(begin)

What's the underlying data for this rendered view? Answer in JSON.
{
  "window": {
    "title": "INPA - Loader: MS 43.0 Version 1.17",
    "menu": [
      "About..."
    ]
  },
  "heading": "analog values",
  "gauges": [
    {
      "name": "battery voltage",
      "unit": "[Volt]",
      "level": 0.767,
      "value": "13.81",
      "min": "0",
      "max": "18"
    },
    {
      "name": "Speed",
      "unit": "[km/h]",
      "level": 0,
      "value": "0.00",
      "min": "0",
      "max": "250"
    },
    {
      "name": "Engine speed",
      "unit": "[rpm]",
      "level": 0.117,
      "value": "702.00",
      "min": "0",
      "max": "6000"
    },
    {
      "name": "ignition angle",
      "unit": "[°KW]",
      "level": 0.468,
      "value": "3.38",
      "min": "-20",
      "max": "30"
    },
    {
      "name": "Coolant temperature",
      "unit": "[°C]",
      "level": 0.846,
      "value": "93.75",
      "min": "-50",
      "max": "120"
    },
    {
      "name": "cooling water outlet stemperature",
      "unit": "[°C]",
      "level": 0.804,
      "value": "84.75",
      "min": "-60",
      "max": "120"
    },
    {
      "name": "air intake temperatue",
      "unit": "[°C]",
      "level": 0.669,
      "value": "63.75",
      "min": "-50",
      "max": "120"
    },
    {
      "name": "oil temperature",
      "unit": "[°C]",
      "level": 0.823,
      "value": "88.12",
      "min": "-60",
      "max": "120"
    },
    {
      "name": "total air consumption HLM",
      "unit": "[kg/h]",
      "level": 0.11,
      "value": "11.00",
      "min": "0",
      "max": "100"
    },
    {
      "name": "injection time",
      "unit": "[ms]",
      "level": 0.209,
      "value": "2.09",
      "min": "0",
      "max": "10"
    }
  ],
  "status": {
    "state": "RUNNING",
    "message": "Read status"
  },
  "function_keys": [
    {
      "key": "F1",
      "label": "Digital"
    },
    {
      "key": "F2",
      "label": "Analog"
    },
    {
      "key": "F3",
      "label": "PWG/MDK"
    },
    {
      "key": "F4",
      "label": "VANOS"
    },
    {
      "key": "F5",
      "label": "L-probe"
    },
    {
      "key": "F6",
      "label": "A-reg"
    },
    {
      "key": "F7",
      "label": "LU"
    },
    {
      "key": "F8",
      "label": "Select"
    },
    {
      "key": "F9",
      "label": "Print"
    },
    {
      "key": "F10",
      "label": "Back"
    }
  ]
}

(end)

PROBLEM:
Copy out all of the records above with nothing altered.

WRITTEN RESPONSE:
What's the underlying data for this rendered view? Answer in JSON.
{
  "window": {
    "title": "INPA - Loader: MS 43.0 Version 1.17",
    "menu": [
      "About..."
    ]
  },
  "heading": "analog values",
  "gauges": [
    {
      "name": "battery voltage",
      "unit": "[Volt]",
      "level": 0.767,
      "value": "13.81",
      "min": "0",
      "max": "18"
    },
    {
      "name": "Speed",
      "unit": "[km/h]",
      "level": 0,
      "value": "0.00",
      "min": "0",
      "max": "250"
    },
    {
      "name": "Engine speed",
      "unit": "[rpm]",
      "level": 0.117,
      "value": "702.00",
      "min": "0",
      "max": "6000"
    },
    {
      "name": "ignition angle",
      "unit": "[°KW]",
      "level": 0.468,
      "value": "3.38",
      "min": "-20",
      "max": "30"
    },
    {
      "name": "Coolant temperature",
      "unit": "[°C]",
      "level": 0.846,
      "value": "93.75",
      "min": "-50",
      "max": "120"
    },
    {
      "name": "cooling water outlet stemperature",
      "unit": "[°C]",
      "level": 0.804,
      "value": "84.75",
      "min": "-60",
      "max": "120"
    },
    {
      "name": "air intake temperatue",
      "unit": "[°C]",
      "level": 0.669,
      "value": "63.75",
      "min": "-50",
      "max": "120"
    },
    {
      "name": "oil temperature",
      "unit": "[°C]",
      "level": 0.823,
      "value": "88.12",
      "min": "-60",
      "max": "120"
    },
    {
      "name": "total air consumption HLM",
      "unit": "[kg/h]",
      "level": 0.11,
      "value": "11.00",
      "min": "0",
      "max": "100"
    },
    {
      "name": "injection time",
      "unit": "[ms]",
      "level": 0.209,
      "value": "2.09",
      "min": "0",
      "max": "10"
    }
  ],
  "status": {
    "state": "RUNNING",
    "message": "Read status"
  },
  "function_keys": [
    {
      "key": "F1",
      "label": "Digital"
    },
    {
      "key": "F2",
      "label": "Analog"
    },
    {
      "key": "F3",
      "label": "PWG/MDK"
    },
    {
      "key": "F4",
      "label": "VANOS"
    },
    {
      "key": "F5",
      "label": "L-probe"
    },
    {
      "key": "F6",
      "label": "A-reg"
    },
    {
      "key": "F7",
      "label": "LU"
    },
    {
      "key": "F8",
      "label": "Select"
    },
    {
      "key": "F9",
      "label": "Print"
    },
    {
      "key": "F10",
      "label": "Back"
    }
  ]
}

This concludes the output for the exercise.